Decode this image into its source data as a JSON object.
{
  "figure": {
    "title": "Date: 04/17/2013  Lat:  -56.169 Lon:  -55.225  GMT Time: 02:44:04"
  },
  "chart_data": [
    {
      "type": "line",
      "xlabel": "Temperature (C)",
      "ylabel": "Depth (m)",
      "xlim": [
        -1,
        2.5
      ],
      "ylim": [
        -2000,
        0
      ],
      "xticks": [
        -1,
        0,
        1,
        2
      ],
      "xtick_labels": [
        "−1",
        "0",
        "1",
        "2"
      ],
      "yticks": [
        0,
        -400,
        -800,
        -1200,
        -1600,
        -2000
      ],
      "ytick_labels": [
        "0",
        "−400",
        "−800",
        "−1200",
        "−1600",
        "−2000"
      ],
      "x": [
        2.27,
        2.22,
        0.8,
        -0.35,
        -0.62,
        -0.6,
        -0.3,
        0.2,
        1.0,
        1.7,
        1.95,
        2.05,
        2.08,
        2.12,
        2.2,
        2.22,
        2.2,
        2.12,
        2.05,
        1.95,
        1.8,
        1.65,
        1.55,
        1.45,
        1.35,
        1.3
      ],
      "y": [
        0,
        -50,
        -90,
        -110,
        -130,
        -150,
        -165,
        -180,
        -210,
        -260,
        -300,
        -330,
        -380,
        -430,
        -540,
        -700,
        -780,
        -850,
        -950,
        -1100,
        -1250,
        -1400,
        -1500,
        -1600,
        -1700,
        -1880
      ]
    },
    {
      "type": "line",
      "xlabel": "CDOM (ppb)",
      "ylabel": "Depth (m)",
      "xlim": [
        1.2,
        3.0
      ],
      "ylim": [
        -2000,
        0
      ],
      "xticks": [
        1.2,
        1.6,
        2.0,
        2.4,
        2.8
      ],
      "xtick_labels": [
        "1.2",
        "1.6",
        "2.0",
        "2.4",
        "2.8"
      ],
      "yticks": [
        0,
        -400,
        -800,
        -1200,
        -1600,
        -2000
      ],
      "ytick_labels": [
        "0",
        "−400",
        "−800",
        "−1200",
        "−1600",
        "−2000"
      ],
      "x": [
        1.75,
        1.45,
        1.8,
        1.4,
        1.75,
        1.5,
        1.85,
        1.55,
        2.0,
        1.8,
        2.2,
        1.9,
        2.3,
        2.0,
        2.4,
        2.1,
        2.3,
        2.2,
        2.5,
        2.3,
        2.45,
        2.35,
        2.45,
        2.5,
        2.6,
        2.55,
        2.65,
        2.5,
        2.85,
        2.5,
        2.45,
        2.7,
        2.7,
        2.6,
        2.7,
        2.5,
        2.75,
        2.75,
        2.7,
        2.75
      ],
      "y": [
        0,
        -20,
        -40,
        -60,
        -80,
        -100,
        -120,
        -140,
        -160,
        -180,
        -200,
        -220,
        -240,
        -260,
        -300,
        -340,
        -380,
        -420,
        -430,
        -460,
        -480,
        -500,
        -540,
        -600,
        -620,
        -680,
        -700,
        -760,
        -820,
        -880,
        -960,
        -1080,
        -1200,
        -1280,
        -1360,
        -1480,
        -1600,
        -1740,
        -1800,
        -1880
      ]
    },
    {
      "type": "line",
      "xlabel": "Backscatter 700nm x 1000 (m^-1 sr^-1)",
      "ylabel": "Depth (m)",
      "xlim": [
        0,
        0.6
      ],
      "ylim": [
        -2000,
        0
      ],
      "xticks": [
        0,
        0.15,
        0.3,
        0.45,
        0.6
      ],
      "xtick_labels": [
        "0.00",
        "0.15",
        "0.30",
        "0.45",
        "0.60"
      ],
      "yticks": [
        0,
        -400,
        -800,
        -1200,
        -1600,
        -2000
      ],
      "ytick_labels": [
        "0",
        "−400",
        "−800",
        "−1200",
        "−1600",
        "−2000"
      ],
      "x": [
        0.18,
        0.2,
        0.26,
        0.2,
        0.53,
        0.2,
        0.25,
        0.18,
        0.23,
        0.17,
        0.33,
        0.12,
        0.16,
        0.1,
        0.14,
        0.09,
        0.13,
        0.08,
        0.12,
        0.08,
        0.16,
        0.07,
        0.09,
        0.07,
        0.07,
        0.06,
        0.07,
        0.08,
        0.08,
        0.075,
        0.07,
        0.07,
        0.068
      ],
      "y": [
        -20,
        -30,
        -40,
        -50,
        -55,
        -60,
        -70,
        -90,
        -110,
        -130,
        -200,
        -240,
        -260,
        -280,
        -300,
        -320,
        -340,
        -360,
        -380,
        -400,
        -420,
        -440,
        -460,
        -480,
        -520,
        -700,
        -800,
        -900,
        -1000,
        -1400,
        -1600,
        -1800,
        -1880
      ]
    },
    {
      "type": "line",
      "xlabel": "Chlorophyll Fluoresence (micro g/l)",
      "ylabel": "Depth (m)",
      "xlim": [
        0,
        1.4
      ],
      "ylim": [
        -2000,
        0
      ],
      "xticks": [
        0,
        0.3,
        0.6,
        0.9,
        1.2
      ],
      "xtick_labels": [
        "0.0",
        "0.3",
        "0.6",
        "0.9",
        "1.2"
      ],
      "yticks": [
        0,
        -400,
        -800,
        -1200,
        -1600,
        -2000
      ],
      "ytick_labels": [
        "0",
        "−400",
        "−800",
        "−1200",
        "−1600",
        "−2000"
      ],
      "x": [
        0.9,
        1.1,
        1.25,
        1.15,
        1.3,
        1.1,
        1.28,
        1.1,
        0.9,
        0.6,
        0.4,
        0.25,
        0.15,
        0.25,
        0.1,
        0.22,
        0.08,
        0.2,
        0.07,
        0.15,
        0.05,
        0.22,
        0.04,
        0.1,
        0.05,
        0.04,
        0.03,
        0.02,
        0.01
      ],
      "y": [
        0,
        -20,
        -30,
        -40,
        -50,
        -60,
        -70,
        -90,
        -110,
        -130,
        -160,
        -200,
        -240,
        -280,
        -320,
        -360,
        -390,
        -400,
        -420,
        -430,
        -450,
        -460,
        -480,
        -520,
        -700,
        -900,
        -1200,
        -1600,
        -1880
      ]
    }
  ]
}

·····

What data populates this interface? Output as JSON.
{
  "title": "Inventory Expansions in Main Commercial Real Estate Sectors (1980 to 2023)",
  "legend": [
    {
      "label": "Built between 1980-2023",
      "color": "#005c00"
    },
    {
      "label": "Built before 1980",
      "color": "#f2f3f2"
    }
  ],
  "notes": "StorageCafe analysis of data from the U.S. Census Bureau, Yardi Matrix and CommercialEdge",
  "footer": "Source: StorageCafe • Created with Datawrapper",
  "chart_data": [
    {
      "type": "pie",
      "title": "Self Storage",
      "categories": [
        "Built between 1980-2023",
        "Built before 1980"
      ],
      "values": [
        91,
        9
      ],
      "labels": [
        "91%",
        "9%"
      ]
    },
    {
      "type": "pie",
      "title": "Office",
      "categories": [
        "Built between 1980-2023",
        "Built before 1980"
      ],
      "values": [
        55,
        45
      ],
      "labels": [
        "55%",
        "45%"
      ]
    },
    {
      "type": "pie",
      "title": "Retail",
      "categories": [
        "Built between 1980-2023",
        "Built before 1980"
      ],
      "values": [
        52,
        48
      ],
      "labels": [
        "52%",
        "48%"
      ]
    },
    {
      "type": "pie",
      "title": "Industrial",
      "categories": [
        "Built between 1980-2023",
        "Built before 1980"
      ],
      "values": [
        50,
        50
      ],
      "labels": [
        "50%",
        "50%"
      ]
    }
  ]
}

·····

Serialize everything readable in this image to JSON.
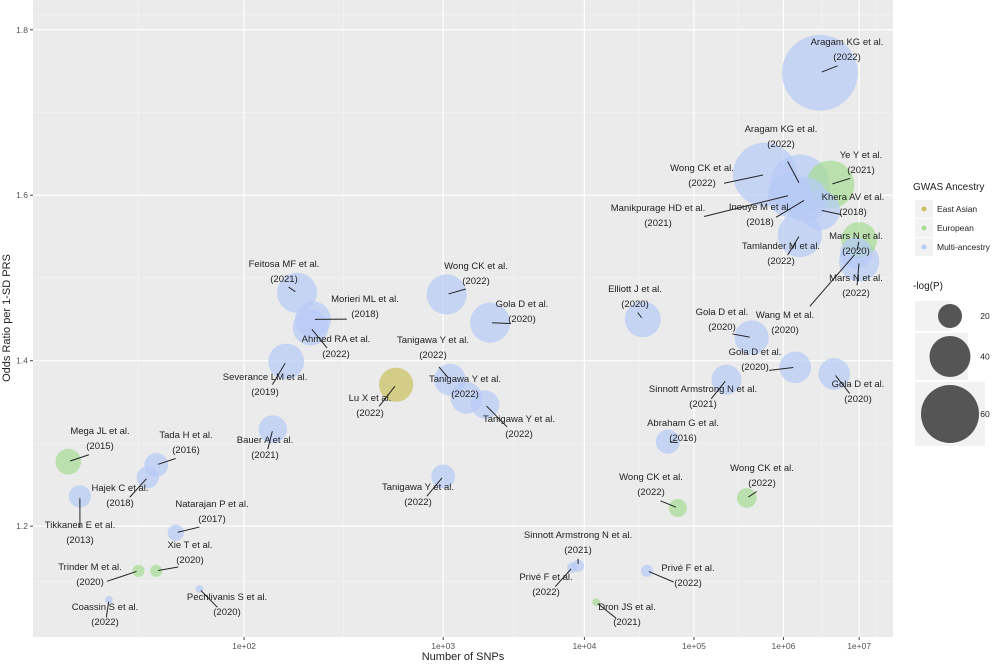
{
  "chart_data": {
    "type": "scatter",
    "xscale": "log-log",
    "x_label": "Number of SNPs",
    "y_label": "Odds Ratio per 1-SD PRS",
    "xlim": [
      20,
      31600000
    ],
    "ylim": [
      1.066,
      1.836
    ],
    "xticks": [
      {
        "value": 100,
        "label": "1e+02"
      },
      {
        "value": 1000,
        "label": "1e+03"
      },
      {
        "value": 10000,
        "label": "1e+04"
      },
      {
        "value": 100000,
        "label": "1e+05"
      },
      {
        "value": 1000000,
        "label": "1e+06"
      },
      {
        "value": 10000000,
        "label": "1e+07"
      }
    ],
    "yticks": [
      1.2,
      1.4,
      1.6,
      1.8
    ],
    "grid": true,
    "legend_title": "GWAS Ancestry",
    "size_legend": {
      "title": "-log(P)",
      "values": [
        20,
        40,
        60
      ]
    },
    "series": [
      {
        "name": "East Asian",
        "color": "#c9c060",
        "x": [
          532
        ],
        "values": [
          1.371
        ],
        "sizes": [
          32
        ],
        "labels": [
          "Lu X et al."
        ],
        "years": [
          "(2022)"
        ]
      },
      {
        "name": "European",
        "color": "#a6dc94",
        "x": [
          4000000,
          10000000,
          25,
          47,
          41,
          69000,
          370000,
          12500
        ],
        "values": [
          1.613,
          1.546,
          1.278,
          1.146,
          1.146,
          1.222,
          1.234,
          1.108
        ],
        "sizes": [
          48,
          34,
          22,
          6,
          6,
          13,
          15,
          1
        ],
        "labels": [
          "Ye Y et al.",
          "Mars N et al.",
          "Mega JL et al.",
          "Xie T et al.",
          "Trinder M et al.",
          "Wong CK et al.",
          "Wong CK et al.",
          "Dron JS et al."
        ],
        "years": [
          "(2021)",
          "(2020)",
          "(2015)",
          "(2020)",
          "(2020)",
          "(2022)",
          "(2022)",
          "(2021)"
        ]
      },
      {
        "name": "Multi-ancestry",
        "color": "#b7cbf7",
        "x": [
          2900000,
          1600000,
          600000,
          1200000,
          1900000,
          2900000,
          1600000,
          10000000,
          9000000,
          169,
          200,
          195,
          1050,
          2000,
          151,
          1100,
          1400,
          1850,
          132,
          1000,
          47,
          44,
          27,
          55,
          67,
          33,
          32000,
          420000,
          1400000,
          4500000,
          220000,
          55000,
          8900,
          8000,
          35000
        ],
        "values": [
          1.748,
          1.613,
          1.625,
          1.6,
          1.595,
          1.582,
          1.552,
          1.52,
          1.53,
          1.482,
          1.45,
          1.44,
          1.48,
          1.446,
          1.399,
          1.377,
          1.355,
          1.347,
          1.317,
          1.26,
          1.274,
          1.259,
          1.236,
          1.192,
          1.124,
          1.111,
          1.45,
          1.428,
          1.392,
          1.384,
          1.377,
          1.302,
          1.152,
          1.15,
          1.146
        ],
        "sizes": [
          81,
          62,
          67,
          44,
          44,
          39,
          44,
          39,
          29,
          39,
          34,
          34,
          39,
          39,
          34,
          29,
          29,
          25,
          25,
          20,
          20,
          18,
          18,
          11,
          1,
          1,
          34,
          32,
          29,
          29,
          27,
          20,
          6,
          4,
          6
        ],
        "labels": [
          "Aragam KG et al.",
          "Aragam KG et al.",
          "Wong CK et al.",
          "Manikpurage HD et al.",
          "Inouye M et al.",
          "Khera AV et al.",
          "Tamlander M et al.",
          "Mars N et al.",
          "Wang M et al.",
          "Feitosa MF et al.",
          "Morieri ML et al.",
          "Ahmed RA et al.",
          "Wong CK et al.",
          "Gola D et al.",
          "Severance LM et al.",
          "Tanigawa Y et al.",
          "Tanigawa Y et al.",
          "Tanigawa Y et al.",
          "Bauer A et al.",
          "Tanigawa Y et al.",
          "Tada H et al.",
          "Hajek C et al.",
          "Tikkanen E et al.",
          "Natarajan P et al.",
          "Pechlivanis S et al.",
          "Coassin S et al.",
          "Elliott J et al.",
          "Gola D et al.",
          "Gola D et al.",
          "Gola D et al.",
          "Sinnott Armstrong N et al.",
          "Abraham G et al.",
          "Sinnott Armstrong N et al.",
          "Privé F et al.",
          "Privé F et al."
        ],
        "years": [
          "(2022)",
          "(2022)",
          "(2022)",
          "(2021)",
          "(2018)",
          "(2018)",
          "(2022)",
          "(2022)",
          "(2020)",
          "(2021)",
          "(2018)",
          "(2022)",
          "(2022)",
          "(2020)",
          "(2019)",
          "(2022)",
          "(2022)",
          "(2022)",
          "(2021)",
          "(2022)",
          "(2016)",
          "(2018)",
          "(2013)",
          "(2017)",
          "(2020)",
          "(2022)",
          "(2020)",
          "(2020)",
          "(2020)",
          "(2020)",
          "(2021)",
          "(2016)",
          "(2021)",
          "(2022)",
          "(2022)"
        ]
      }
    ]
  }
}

·····

> **Written request**
Go through the records and copy each line with "StorageCafe" in it.

> **Answer for the task**
  "notes": "StorageCafe analysis of data from the U.S. Census Bureau, Yardi Matrix and CommercialEdge",
  "footer": "Source: StorageCafe • Created with Datawrapper",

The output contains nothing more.